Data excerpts
——————————

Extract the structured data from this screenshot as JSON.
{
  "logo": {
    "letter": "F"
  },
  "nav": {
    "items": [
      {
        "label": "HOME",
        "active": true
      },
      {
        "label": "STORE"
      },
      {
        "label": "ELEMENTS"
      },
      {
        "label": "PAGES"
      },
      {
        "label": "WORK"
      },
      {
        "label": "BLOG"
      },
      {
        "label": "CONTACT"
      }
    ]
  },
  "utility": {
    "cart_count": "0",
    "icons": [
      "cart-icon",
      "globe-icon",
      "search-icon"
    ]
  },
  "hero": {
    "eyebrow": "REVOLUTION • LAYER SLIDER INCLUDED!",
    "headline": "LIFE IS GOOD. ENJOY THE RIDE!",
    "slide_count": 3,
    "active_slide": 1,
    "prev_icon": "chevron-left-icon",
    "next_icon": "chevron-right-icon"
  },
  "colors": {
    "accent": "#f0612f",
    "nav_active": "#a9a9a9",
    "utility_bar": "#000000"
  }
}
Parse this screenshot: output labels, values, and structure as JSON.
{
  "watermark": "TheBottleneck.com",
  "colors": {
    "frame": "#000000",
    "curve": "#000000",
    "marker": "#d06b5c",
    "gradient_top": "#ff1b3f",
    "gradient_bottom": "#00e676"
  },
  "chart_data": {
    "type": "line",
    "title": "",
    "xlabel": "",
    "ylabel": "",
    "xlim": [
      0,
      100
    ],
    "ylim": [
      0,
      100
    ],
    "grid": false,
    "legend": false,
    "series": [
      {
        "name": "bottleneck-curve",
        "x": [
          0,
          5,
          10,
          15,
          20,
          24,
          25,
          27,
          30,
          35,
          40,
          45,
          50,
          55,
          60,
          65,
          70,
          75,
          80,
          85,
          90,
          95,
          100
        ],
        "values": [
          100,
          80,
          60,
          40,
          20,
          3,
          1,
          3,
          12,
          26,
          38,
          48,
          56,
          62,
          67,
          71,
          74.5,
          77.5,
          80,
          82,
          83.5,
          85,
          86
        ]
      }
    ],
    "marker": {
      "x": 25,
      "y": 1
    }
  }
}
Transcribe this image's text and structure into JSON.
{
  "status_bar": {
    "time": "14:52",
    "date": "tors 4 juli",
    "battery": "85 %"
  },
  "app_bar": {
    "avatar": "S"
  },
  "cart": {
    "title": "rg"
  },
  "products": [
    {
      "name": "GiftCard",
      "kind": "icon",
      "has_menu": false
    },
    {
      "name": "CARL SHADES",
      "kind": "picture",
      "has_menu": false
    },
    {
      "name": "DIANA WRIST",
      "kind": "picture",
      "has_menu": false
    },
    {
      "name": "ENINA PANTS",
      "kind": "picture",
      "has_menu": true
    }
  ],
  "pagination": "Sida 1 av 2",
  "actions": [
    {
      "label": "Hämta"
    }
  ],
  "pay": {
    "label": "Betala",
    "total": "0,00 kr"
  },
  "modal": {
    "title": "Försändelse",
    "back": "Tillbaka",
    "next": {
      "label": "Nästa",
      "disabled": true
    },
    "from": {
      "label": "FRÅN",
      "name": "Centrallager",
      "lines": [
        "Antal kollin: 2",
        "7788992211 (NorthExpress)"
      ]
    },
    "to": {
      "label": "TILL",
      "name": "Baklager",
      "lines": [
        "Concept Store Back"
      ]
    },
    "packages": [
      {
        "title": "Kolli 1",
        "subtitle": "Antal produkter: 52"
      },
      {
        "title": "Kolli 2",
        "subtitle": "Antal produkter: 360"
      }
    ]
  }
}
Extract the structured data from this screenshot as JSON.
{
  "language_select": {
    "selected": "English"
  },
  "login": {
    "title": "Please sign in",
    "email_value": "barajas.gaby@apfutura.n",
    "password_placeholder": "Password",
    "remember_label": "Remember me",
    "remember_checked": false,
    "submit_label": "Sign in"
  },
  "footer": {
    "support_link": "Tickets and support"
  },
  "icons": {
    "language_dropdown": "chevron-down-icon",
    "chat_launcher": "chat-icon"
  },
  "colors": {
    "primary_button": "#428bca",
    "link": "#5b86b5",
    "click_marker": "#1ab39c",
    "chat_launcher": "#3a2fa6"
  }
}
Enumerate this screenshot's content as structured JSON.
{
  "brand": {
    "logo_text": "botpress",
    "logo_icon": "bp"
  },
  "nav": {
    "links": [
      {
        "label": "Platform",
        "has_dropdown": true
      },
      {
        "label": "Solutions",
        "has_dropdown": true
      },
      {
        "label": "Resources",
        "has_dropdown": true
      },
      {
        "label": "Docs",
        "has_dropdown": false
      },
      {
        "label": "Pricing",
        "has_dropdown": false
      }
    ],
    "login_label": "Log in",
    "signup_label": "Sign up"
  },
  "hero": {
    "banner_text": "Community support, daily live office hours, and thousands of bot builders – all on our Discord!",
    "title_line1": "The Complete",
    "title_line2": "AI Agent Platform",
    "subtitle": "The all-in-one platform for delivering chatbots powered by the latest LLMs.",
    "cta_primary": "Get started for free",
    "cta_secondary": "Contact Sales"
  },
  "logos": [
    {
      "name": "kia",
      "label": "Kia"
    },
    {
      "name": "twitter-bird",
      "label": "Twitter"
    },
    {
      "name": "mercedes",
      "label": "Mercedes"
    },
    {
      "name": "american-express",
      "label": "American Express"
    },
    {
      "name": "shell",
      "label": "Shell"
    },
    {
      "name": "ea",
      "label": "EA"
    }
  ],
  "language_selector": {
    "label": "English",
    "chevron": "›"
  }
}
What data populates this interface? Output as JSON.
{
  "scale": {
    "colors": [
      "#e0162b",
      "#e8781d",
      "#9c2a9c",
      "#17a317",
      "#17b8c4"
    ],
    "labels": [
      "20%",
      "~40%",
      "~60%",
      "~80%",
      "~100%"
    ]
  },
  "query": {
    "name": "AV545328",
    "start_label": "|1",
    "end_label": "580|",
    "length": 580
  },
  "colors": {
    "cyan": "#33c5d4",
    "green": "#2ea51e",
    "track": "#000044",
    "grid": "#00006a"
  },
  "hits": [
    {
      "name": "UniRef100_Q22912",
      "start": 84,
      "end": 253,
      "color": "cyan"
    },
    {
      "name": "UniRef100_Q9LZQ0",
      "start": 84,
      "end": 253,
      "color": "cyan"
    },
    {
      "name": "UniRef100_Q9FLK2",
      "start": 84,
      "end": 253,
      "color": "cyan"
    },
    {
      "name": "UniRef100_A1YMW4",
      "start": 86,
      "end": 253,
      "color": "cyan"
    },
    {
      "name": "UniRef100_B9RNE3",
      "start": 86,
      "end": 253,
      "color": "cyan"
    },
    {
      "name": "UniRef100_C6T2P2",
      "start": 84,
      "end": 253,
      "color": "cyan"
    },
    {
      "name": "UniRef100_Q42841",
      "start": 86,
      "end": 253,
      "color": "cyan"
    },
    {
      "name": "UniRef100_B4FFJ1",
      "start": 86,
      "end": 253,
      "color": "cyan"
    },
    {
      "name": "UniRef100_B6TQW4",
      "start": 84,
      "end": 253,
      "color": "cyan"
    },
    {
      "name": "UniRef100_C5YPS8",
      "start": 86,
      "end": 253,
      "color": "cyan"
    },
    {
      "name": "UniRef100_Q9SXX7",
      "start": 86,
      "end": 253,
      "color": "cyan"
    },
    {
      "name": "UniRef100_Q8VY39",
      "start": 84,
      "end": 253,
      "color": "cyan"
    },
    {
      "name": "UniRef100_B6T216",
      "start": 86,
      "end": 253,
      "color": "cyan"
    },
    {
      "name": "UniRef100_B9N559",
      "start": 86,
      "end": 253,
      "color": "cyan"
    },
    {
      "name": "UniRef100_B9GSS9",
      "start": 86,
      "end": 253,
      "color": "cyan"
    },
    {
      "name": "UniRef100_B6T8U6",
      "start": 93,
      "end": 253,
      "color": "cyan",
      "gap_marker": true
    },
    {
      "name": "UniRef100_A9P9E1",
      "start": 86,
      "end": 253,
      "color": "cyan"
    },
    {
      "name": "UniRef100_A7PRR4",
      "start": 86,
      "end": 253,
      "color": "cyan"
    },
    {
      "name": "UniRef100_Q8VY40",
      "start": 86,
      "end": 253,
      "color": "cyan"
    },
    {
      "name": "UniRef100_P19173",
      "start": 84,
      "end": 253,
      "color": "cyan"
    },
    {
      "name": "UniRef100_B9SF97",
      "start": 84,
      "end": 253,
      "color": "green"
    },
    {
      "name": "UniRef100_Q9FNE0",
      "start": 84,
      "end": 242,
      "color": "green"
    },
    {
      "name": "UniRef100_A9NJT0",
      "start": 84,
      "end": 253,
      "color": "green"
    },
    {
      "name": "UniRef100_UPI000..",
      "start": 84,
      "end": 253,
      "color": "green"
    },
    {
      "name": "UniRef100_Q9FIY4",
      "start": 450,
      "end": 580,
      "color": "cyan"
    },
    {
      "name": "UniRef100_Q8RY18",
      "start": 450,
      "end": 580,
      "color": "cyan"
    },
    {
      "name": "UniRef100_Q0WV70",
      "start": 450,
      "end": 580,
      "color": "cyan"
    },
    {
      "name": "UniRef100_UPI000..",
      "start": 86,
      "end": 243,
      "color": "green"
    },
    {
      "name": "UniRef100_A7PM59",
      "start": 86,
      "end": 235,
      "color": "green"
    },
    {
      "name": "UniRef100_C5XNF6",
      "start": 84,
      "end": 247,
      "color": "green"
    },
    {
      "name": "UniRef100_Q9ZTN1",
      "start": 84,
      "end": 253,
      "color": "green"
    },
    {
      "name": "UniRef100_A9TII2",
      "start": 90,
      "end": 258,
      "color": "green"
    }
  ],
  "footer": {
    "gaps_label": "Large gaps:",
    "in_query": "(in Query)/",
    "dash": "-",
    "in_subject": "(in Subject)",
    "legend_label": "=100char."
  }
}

——————————

Find each line holding the string "values" and copy it out.

EXERCISE RESPONSE
Parse this screenshot: output labels, values, and structure as JSON.
        "values": [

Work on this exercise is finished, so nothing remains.